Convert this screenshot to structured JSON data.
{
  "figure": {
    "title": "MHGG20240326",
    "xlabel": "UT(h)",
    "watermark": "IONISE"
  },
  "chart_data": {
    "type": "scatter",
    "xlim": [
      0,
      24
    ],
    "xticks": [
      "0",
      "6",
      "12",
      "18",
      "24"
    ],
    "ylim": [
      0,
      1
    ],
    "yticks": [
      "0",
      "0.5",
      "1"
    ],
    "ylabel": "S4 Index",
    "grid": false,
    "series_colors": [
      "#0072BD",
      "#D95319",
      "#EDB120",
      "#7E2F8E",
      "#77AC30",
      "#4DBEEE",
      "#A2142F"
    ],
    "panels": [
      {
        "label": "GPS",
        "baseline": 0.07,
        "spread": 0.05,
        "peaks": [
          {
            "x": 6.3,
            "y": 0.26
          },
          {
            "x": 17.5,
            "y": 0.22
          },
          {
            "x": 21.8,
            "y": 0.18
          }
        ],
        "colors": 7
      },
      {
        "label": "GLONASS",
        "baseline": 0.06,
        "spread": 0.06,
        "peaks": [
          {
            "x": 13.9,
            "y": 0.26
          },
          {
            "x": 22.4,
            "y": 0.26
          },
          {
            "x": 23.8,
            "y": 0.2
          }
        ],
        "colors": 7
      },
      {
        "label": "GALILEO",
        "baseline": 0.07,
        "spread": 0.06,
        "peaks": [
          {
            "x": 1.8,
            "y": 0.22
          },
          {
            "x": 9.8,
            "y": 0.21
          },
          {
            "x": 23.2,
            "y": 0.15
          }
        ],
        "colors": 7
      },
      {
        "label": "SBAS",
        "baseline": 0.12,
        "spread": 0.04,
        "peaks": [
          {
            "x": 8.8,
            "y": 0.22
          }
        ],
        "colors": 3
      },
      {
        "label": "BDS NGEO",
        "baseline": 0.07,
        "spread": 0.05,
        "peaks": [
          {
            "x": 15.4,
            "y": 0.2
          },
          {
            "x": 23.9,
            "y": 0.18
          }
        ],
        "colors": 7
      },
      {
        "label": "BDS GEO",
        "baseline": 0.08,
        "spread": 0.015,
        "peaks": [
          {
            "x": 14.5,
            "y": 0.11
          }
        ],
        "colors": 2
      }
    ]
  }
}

──────────

Transcribe all lines as written.

Convert this screenshot to structured JSON data.
{
  "figure": {
    "title": "MHGG20240326",
    "xlabel": "UT(h)",
    "watermark": "IONISE"
  },
  "chart_data": {
    "type": "scatter",
    "xlim": [
      0,
      24
    ],
    "xticks": [
      "0",
      "6",
      "12",
      "18",
      "24"
    ],
    "ylim": [
      0,
      1
    ],
    "yticks": [
      "0",
      "0.5",
      "1"
    ],
    "ylabel": "S4 Index",
    "grid": false,
    "series_colors": [
      "#0072BD",
      "#D95319",
      "#EDB120",
      "#7E2F8E",
      "#77AC30",
      "#4DBEEE",
      "#A2142F"
    ],
    "panels": [
      {
        "label": "GPS",
        "baseline": 0.07,
        "spread": 0.05,
        "peaks": [
          {
            "x": 6.3,
            "y": 0.26
          },
          {
            "x": 17.5,
            "y": 0.22
          },
          {
            "x": 21.8,
            "y": 0.18
          }
        ],
        "colors": 7
      },
      {
        "label": "GLONASS",
        "baseline": 0.06,
        "spread": 0.06,
        "peaks": [
          {
            "x": 13.9,
            "y": 0.26
          },
          {
            "x": 22.4,
            "y": 0.26
          },
          {
            "x": 23.8,
            "y": 0.2
          }
        ],
        "colors": 7
      },
      {
        "label": "GALILEO",
        "baseline": 0.07,
        "spread": 0.06,
        "peaks": [
          {
            "x": 1.8,
            "y": 0.22
          },
          {
            "x": 9.8,
            "y": 0.21
          },
          {
            "x": 23.2,
            "y": 0.15
          }
        ],
        "colors": 7
      },
      {
        "label": "SBAS",
        "baseline": 0.12,
        "spread": 0.04,
        "peaks": [
          {
            "x": 8.8,
            "y": 0.22
          }
        ],
        "colors": 3
      },
      {
        "label": "BDS NGEO",
        "baseline": 0.07,
        "spread": 0.05,
        "peaks": [
          {
            "x": 15.4,
            "y": 0.2
          },
          {
            "x": 23.9,
            "y": 0.18
          }
        ],
        "colors": 7
      },
      {
        "label": "BDS GEO",
        "baseline": 0.08,
        "spread": 0.015,
        "peaks": [
          {
            "x": 14.5,
            "y": 0.11
          }
        ],
        "colors": 2
      }
    ]
  }
}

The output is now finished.